Aim - Could you print all the entries exactly?
* BEGIN The records *
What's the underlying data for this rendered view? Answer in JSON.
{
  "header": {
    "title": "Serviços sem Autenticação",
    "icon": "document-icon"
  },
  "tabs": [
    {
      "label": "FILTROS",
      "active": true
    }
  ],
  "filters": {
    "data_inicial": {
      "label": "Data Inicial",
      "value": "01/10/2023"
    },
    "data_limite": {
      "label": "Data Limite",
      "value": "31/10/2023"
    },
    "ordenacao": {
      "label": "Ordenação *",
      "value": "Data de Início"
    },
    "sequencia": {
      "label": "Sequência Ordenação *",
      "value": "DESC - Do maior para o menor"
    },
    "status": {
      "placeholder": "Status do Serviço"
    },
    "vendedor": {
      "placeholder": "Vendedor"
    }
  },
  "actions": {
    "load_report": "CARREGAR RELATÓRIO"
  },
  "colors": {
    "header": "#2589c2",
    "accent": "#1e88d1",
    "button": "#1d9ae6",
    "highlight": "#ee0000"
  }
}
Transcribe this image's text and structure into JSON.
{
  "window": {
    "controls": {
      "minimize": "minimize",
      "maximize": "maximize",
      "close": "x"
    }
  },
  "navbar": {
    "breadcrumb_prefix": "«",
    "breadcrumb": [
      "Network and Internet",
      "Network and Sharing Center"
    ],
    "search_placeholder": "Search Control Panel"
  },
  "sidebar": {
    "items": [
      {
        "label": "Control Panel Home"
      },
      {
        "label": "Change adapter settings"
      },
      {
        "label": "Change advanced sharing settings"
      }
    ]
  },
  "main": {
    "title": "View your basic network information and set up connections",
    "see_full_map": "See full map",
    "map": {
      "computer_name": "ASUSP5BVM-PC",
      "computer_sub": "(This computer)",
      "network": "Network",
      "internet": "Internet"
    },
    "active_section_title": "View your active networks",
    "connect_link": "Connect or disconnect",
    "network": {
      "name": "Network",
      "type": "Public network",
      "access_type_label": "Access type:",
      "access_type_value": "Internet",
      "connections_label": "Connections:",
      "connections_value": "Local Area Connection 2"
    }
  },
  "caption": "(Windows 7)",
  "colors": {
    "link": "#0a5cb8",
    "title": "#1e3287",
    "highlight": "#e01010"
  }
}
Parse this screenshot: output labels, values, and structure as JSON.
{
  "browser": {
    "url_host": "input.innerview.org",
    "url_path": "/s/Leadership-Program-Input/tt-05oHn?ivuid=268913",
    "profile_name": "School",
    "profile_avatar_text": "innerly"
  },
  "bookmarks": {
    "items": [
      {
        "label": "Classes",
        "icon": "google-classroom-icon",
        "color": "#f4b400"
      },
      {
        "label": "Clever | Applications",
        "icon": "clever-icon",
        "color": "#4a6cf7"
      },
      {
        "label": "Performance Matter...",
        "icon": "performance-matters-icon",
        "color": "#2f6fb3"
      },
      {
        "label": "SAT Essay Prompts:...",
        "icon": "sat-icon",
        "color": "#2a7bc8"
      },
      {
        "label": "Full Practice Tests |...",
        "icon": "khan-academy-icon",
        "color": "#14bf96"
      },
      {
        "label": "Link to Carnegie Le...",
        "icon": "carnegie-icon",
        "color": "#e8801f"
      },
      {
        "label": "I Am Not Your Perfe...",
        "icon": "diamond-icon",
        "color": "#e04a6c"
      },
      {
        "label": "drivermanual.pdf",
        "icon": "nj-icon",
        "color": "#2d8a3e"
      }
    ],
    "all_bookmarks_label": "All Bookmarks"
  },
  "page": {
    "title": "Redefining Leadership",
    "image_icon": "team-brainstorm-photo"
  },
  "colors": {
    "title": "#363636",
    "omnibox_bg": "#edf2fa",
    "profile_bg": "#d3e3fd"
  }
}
* END The records *
Exercise result -
What's the underlying data for this rendered view? Answer in JSON.
{
  "header": {
    "title": "Serviços sem Autenticação",
    "icon": "document-icon"
  },
  "tabs": [
    {
      "label": "FILTROS",
      "active": true
    }
  ],
  "filters": {
    "data_inicial": {
      "label": "Data Inicial",
      "value": "01/10/2023"
    },
    "data_limite": {
      "label": "Data Limite",
      "value": "31/10/2023"
    },
    "ordenacao": {
      "label": "Ordenação *",
      "value": "Data de Início"
    },
    "sequencia": {
      "label": "Sequência Ordenação *",
      "value": "DESC - Do maior para o menor"
    },
    "status": {
      "placeholder": "Status do Serviço"
    },
    "vendedor": {
      "placeholder": "Vendedor"
    }
  },
  "actions": {
    "load_report": "CARREGAR RELATÓRIO"
  },
  "colors": {
    "header": "#2589c2",
    "accent": "#1e88d1",
    "button": "#1d9ae6",
    "highlight": "#ee0000"
  }
}
Transcribe this image's text and structure into JSON.
{
  "window": {
    "controls": {
      "minimize": "minimize",
      "maximize": "maximize",
      "close": "x"
    }
  },
  "navbar": {
    "breadcrumb_prefix": "«",
    "breadcrumb": [
      "Network and Internet",
      "Network and Sharing Center"
    ],
    "search_placeholder": "Search Control Panel"
  },
  "sidebar": {
    "items": [
      {
        "label": "Control Panel Home"
      },
      {
        "label": "Change adapter settings"
      },
      {
        "label": "Change advanced sharing settings"
      }
    ]
  },
  "main": {
    "title": "View your basic network information and set up connections",
    "see_full_map": "See full map",
    "map": {
      "computer_name": "ASUSP5BVM-PC",
      "computer_sub": "(This computer)",
      "network": "Network",
      "internet": "Internet"
    },
    "active_section_title": "View your active networks",
    "connect_link": "Connect or disconnect",
    "network": {
      "name": "Network",
      "type": "Public network",
      "access_type_label": "Access type:",
      "access_type_value": "Internet",
      "connections_label": "Connections:",
      "connections_value": "Local Area Connection 2"
    }
  },
  "caption": "(Windows 7)",
  "colors": {
    "link": "#0a5cb8",
    "title": "#1e3287",
    "highlight": "#e01010"
  }
}
Parse this screenshot: output labels, values, and structure as JSON.
{
  "browser": {
    "url_host": "input.innerview.org",
    "url_path": "/s/Leadership-Program-Input/tt-05oHn?ivuid=268913",
    "profile_name": "School",
    "profile_avatar_text": "innerly"
  },
  "bookmarks": {
    "items": [
      {
        "label": "Classes",
        "icon": "google-classroom-icon",
        "color": "#f4b400"
      },
      {
        "label": "Clever | Applications",
        "icon": "clever-icon",
        "color": "#4a6cf7"
      },
      {
        "label": "Performance Matter...",
        "icon": "performance-matters-icon",
        "color": "#2f6fb3"
      },
      {
        "label": "SAT Essay Prompts:...",
        "icon": "sat-icon",
        "color": "#2a7bc8"
      },
      {
        "label": "Full Practice Tests |...",
        "icon": "khan-academy-icon",
        "color": "#14bf96"
      },
      {
        "label": "Link to Carnegie Le...",
        "icon": "carnegie-icon",
        "color": "#e8801f"
      },
      {
        "label": "I Am Not Your Perfe...",
        "icon": "diamond-icon",
        "color": "#e04a6c"
      },
      {
        "label": "drivermanual.pdf",
        "icon": "nj-icon",
        "color": "#2d8a3e"
      }
    ],
    "all_bookmarks_label": "All Bookmarks"
  },
  "page": {
    "title": "Redefining Leadership",
    "image_icon": "team-brainstorm-photo"
  },
  "colors": {
    "title": "#363636",
    "omnibox_bg": "#edf2fa",
    "profile_bg": "#d3e3fd"
  }
}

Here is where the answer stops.